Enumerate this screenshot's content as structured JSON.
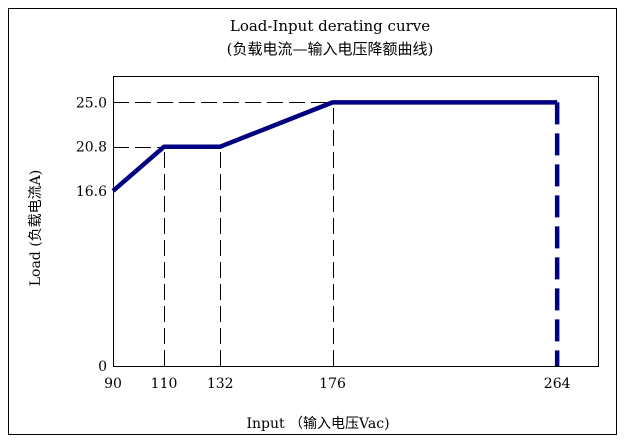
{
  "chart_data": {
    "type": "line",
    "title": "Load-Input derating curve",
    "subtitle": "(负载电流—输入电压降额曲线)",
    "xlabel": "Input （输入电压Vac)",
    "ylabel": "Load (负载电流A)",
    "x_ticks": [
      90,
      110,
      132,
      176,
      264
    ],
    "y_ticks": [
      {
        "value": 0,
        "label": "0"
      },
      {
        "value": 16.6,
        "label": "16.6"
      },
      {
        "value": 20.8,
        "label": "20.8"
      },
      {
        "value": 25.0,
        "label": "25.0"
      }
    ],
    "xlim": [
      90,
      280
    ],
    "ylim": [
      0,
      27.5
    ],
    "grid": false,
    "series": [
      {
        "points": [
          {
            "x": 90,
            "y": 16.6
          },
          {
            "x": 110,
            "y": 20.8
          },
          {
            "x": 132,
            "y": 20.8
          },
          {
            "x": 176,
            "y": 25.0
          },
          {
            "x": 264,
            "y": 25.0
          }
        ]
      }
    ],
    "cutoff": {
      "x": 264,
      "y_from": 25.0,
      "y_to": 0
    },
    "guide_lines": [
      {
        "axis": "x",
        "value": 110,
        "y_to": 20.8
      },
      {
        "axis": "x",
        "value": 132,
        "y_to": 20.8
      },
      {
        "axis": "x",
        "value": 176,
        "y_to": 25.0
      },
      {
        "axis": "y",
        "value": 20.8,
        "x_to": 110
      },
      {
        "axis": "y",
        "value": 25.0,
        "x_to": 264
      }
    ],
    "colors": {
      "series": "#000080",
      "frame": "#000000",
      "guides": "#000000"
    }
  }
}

■ ■ ■ ■

- WHAT YOU ARE ASKED TO DO
Quote every line of the records above exactly; no picture is to be copied.

- CORRECT RESULT
Enumerate this screenshot's content as structured JSON.
{
  "chart_data": {
    "type": "line",
    "title": "Load-Input derating curve",
    "subtitle": "(负载电流—输入电压降额曲线)",
    "xlabel": "Input （输入电压Vac)",
    "ylabel": "Load (负载电流A)",
    "x_ticks": [
      90,
      110,
      132,
      176,
      264
    ],
    "y_ticks": [
      {
        "value": 0,
        "label": "0"
      },
      {
        "value": 16.6,
        "label": "16.6"
      },
      {
        "value": 20.8,
        "label": "20.8"
      },
      {
        "value": 25.0,
        "label": "25.0"
      }
    ],
    "xlim": [
      90,
      280
    ],
    "ylim": [
      0,
      27.5
    ],
    "grid": false,
    "series": [
      {
        "points": [
          {
            "x": 90,
            "y": 16.6
          },
          {
            "x": 110,
            "y": 20.8
          },
          {
            "x": 132,
            "y": 20.8
          },
          {
            "x": 176,
            "y": 25.0
          },
          {
            "x": 264,
            "y": 25.0
          }
        ]
      }
    ],
    "cutoff": {
      "x": 264,
      "y_from": 25.0,
      "y_to": 0
    },
    "guide_lines": [
      {
        "axis": "x",
        "value": 110,
        "y_to": 20.8
      },
      {
        "axis": "x",
        "value": 132,
        "y_to": 20.8
      },
      {
        "axis": "x",
        "value": 176,
        "y_to": 25.0
      },
      {
        "axis": "y",
        "value": 20.8,
        "x_to": 110
      },
      {
        "axis": "y",
        "value": 25.0,
        "x_to": 264
      }
    ],
    "colors": {
      "series": "#000080",
      "frame": "#000000",
      "guides": "#000000"
    }
  }
}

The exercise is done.